__Requirement__
Reproduce the data below in full and exclude every picture.

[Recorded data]
━━━━━━━━

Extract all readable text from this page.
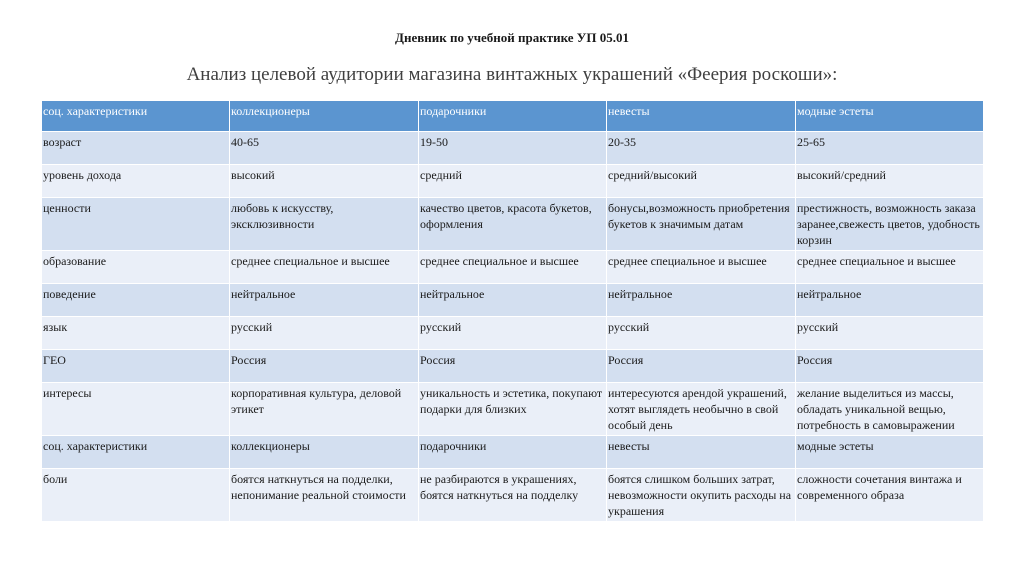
Дневник по учебной практике УП 05.01
Анализ целевой аудитории магазина винтажных украшений «Феерия роскоши»:
соц. характеристики	коллекционеры	подарочники	невесты	модные эстеты
возраст	40-65	19-50	20-35	25-65
уровень дохода	высокий	средний	средний/высокий	высокий/средний
ценности	любовь к искусству, эксклюзивности	качество цветов, красота букетов, оформления	бонусы,возможность приобретения букетов к значимым датам	престижность, возможность заказа заранее,свежесть цветов, удобность корзин
образование	среднее специальное и высшее	среднее специальное и высшее	среднее специальное и высшее	среднее специальное и высшее
поведение	нейтральное	нейтральное	нейтральное	нейтральное
язык	русский	русский	русский	русский
ГЕО	Россия	Россия	Россия	Россия
интересы	корпоративная культура, деловой этикет	уникальность и эстетика, покупают подарки для близких	интересуются арендой украшений, хотят выглядеть необычно в свой особый день	желание выделиться из массы, обладать уникальной вещью, потребность в самовыражении
соц. характеристики	коллекционеры	подарочники	невесты	модные эстеты
боли	боятся наткнуться на подделки, непонимание реальной стоимости	не разбираются в украшениях, боятся наткнуться на подделку	боятся слишком больших затрат, невозможности окупить расходы на украшения	сложности сочетания винтажа и современного образа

━━━━━━━━

__Reply to the task__
Extract all readable text from this page.
Дневник по учебной практике УП 05.01
Анализ целевой аудитории магазина винтажных украшений «Феерия роскоши»:
соц. характеристики	коллекционеры	подарочники	невесты	модные эстеты
возраст	40-65	19-50	20-35	25-65
уровень дохода	высокий	средний	средний/высокий	высокий/средний
ценности	любовь к искусству, эксклюзивности	качество цветов, красота букетов, оформления	бонусы,возможность приобретения букетов к значимым датам	престижность, возможность заказа заранее,свежесть цветов, удобность корзин
образование	среднее специальное и высшее	среднее специальное и высшее	среднее специальное и высшее	среднее специальное и высшее
поведение	нейтральное	нейтральное	нейтральное	нейтральное
язык	русский	русский	русский	русский
ГЕО	Россия	Россия	Россия	Россия
интересы	корпоративная культура, деловой этикет	уникальность и эстетика, покупают подарки для близких	интересуются арендой украшений, хотят выглядеть необычно в свой особый день	желание выделиться из массы, обладать уникальной вещью, потребность в самовыражении
соц. характеристики	коллекционеры	подарочники	невесты	модные эстеты
боли	боятся наткнуться на подделки, непонимание реальной стоимости	не разбираются в украшениях, боятся наткнуться на подделку	боятся слишком больших затрат, невозможности окупить расходы на украшения	сложности сочетания винтажа и современного образа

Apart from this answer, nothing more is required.